[THE INPUT]:
☆ ☆ ☆ ☆ ☆ ☆ ☆

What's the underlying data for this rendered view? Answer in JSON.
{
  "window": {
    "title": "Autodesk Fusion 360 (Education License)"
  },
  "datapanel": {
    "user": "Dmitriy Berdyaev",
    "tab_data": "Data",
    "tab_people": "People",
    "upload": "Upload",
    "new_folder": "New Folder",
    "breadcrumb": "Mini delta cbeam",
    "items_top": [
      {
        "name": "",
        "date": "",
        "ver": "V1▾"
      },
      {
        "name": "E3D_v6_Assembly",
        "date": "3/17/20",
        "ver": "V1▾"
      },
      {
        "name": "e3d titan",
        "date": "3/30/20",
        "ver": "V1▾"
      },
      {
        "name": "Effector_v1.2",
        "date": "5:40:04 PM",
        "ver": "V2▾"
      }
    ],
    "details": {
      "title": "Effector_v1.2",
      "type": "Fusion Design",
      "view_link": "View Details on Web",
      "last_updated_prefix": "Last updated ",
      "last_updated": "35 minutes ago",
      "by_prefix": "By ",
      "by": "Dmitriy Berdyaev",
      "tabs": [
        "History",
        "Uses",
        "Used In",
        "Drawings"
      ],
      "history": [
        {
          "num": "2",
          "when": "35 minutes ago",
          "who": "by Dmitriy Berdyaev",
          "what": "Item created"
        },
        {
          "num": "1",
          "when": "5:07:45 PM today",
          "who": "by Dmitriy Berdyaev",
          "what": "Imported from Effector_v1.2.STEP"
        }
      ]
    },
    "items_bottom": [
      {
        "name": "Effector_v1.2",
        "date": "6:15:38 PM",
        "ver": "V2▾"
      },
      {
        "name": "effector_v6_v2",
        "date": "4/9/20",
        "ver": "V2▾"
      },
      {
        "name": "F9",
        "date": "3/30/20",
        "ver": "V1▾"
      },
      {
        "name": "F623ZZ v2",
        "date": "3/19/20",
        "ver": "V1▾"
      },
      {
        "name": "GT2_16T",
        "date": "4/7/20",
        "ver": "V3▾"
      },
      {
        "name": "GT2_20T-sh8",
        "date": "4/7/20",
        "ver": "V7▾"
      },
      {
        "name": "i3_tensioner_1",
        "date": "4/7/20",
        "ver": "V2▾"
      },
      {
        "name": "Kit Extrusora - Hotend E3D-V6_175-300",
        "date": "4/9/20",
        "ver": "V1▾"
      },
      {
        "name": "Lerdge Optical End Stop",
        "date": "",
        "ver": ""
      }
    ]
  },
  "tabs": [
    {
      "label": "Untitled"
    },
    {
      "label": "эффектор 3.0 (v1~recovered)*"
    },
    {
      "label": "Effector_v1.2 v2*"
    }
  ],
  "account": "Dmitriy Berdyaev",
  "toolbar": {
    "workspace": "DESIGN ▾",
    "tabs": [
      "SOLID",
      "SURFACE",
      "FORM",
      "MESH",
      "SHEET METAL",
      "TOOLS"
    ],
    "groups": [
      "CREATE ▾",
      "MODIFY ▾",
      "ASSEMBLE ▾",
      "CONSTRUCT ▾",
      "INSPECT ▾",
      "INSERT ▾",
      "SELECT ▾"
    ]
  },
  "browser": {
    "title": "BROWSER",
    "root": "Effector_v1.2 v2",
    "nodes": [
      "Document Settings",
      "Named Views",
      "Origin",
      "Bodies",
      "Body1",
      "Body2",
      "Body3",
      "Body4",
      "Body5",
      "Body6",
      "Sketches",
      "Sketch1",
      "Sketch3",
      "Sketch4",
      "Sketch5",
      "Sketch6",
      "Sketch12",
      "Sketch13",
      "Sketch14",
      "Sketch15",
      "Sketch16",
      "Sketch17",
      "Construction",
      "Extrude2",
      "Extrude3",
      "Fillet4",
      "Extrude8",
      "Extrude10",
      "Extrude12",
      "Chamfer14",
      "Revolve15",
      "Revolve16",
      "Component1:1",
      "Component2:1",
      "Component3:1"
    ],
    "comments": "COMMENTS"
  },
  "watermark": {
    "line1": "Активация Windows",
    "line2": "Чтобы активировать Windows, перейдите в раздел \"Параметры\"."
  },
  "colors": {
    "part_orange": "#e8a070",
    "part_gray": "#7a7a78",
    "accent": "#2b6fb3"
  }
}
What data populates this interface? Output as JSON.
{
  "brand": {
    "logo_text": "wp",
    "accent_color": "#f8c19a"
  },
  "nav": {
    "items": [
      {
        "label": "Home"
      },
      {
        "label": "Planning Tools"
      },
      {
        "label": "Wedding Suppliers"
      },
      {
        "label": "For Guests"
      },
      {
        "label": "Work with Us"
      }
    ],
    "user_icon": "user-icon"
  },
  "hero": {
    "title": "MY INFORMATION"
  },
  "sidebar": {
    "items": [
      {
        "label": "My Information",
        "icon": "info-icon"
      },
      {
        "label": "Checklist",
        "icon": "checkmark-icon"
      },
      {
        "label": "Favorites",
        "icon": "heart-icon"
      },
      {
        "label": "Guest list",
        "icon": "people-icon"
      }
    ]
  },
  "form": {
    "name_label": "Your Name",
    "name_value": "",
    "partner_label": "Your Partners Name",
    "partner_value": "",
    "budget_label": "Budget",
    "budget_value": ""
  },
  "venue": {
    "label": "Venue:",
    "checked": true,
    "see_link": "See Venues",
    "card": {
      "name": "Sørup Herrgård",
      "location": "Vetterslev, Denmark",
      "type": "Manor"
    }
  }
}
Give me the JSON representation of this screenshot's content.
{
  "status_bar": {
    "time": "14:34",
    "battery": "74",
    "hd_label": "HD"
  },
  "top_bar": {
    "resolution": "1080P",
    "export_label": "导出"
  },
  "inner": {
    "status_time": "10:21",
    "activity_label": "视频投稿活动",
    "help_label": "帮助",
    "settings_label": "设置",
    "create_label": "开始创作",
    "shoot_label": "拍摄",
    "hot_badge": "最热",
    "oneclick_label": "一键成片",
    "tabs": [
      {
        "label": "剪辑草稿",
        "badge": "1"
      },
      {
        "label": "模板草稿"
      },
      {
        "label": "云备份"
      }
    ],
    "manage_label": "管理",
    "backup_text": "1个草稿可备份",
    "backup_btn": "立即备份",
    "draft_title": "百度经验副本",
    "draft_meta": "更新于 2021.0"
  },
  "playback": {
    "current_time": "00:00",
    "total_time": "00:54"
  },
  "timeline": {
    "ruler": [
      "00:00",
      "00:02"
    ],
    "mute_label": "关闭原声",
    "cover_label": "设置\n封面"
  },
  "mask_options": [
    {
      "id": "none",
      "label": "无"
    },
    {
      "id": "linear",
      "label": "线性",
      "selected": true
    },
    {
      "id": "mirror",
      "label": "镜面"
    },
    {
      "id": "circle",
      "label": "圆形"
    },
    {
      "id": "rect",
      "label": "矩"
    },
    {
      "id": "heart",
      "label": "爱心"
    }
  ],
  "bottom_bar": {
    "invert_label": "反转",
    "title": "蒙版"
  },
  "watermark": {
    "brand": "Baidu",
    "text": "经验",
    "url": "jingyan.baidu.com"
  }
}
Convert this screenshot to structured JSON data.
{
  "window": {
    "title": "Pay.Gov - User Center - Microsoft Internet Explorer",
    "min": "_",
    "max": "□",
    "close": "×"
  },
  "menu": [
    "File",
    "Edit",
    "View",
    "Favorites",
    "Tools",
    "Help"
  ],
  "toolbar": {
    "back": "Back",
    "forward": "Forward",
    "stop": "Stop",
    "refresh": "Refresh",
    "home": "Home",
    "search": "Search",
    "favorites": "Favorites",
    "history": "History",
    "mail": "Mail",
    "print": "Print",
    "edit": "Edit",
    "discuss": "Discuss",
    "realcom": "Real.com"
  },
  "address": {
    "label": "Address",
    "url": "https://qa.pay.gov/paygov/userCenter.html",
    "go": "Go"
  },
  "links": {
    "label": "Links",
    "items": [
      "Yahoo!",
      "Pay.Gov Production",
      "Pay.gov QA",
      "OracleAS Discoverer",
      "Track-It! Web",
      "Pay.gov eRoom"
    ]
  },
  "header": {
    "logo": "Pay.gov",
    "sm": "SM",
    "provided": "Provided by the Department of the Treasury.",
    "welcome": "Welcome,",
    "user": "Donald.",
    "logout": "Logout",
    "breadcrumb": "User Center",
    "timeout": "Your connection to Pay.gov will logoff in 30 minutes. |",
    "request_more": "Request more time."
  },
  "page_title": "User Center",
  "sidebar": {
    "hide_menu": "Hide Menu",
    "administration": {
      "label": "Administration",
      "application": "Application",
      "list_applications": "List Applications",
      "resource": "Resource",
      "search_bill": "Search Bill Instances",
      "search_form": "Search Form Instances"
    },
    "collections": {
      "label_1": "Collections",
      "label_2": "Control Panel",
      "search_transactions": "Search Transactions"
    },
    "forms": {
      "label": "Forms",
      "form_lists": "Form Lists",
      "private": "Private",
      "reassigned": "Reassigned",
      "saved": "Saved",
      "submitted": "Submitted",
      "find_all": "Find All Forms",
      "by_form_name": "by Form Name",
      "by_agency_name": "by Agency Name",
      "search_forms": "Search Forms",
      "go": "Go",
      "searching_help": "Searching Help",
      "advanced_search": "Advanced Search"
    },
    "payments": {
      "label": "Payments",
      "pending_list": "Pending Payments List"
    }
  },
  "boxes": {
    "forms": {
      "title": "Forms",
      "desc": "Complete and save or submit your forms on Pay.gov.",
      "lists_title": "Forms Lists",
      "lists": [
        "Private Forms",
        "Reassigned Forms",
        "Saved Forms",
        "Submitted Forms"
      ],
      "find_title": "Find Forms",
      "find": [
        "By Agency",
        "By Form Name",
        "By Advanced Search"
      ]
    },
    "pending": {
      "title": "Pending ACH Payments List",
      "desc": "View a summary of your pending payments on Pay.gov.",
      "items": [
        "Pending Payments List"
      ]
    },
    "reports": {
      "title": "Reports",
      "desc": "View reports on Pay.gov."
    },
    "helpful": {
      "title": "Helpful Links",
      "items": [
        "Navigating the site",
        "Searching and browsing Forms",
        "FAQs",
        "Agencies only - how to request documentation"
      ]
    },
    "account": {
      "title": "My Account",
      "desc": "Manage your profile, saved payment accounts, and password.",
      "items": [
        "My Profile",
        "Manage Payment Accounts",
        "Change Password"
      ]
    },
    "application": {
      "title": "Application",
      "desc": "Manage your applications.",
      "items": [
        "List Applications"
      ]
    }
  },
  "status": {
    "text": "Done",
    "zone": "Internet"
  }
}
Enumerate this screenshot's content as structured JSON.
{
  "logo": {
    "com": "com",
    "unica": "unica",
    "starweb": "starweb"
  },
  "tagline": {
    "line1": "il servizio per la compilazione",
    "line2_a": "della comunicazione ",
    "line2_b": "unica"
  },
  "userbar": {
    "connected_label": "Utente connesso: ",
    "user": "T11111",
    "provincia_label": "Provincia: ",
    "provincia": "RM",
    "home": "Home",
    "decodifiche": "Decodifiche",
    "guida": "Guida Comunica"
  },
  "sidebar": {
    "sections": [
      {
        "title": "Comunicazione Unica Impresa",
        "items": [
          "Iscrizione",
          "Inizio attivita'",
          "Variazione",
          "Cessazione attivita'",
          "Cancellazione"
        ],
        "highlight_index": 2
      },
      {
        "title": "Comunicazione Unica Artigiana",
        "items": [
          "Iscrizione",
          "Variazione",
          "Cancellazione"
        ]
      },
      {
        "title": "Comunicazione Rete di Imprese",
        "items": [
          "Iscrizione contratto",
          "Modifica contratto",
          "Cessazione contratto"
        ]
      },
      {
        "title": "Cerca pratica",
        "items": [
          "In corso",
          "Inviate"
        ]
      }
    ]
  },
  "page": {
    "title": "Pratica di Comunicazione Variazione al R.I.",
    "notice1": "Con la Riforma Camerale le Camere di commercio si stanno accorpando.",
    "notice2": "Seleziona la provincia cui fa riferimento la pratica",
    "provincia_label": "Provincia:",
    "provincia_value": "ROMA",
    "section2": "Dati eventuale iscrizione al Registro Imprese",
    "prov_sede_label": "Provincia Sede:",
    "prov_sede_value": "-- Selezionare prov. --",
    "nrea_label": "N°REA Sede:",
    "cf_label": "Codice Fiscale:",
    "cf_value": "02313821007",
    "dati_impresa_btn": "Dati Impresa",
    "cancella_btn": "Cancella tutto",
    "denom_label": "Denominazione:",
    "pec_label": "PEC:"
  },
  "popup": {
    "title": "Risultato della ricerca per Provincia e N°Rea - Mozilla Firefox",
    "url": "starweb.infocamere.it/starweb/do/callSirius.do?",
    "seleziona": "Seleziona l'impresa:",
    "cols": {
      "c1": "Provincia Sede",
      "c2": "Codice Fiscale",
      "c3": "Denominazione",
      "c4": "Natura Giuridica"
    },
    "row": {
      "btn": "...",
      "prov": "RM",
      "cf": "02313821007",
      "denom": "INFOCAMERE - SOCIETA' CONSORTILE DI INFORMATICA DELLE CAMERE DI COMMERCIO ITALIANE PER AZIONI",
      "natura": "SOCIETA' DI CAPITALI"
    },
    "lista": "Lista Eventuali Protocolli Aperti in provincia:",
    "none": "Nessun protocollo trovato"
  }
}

☆ ☆ ☆ ☆ ☆ ☆ ☆

[STATED PROBLEM]:
Check each line of the entries above, and show every one holding the word "Windows".

[SOLVED EXERCISE]:
    "line1": "Активация Windows",
    "line2": "Чтобы активировать Windows, перейдите в раздел \"Параметры\"."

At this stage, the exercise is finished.